- _Given exercise_
It is required that all of the data be written out exactly.

- _Raw records_
○ ○ ○

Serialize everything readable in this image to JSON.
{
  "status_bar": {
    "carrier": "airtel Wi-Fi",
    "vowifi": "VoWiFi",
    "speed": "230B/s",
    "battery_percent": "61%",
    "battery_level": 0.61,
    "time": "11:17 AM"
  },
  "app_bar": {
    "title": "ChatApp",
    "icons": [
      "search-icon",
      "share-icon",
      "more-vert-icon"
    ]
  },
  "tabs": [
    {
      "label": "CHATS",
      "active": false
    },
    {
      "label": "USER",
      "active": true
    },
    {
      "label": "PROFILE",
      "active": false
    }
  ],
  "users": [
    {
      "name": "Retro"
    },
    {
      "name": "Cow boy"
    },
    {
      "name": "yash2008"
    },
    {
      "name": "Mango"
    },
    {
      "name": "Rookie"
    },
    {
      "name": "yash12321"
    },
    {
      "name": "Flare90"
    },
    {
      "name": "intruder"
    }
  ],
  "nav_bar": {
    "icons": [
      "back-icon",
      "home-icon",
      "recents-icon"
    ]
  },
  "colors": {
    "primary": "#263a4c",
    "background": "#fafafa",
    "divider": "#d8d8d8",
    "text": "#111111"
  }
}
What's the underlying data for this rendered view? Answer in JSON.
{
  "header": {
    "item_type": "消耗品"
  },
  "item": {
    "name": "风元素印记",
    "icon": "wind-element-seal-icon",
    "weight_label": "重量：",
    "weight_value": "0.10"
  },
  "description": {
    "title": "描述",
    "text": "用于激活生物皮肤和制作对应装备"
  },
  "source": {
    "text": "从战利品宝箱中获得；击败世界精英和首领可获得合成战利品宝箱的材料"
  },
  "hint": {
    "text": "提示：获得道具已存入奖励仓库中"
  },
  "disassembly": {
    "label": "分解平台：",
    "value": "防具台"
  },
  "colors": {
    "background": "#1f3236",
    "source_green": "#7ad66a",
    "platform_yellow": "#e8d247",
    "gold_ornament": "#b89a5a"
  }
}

○ ○ ○

- _The output_
Serialize everything readable in this image to JSON.
{
  "status_bar": {
    "carrier": "airtel Wi-Fi",
    "vowifi": "VoWiFi",
    "speed": "230B/s",
    "battery_percent": "61%",
    "battery_level": 0.61,
    "time": "11:17 AM"
  },
  "app_bar": {
    "title": "ChatApp",
    "icons": [
      "search-icon",
      "share-icon",
      "more-vert-icon"
    ]
  },
  "tabs": [
    {
      "label": "CHATS",
      "active": false
    },
    {
      "label": "USER",
      "active": true
    },
    {
      "label": "PROFILE",
      "active": false
    }
  ],
  "users": [
    {
      "name": "Retro"
    },
    {
      "name": "Cow boy"
    },
    {
      "name": "yash2008"
    },
    {
      "name": "Mango"
    },
    {
      "name": "Rookie"
    },
    {
      "name": "yash12321"
    },
    {
      "name": "Flare90"
    },
    {
      "name": "intruder"
    }
  ],
  "nav_bar": {
    "icons": [
      "back-icon",
      "home-icon",
      "recents-icon"
    ]
  },
  "colors": {
    "primary": "#263a4c",
    "background": "#fafafa",
    "divider": "#d8d8d8",
    "text": "#111111"
  }
}
What's the underlying data for this rendered view? Answer in JSON.
{
  "header": {
    "item_type": "消耗品"
  },
  "item": {
    "name": "风元素印记",
    "icon": "wind-element-seal-icon",
    "weight_label": "重量：",
    "weight_value": "0.10"
  },
  "description": {
    "title": "描述",
    "text": "用于激活生物皮肤和制作对应装备"
  },
  "source": {
    "text": "从战利品宝箱中获得；击败世界精英和首领可获得合成战利品宝箱的材料"
  },
  "hint": {
    "text": "提示：获得道具已存入奖励仓库中"
  },
  "disassembly": {
    "label": "分解平台：",
    "value": "防具台"
  },
  "colors": {
    "background": "#1f3236",
    "source_green": "#7ad66a",
    "platform_yellow": "#e8d247",
    "gold_ornament": "#b89a5a"
  }
}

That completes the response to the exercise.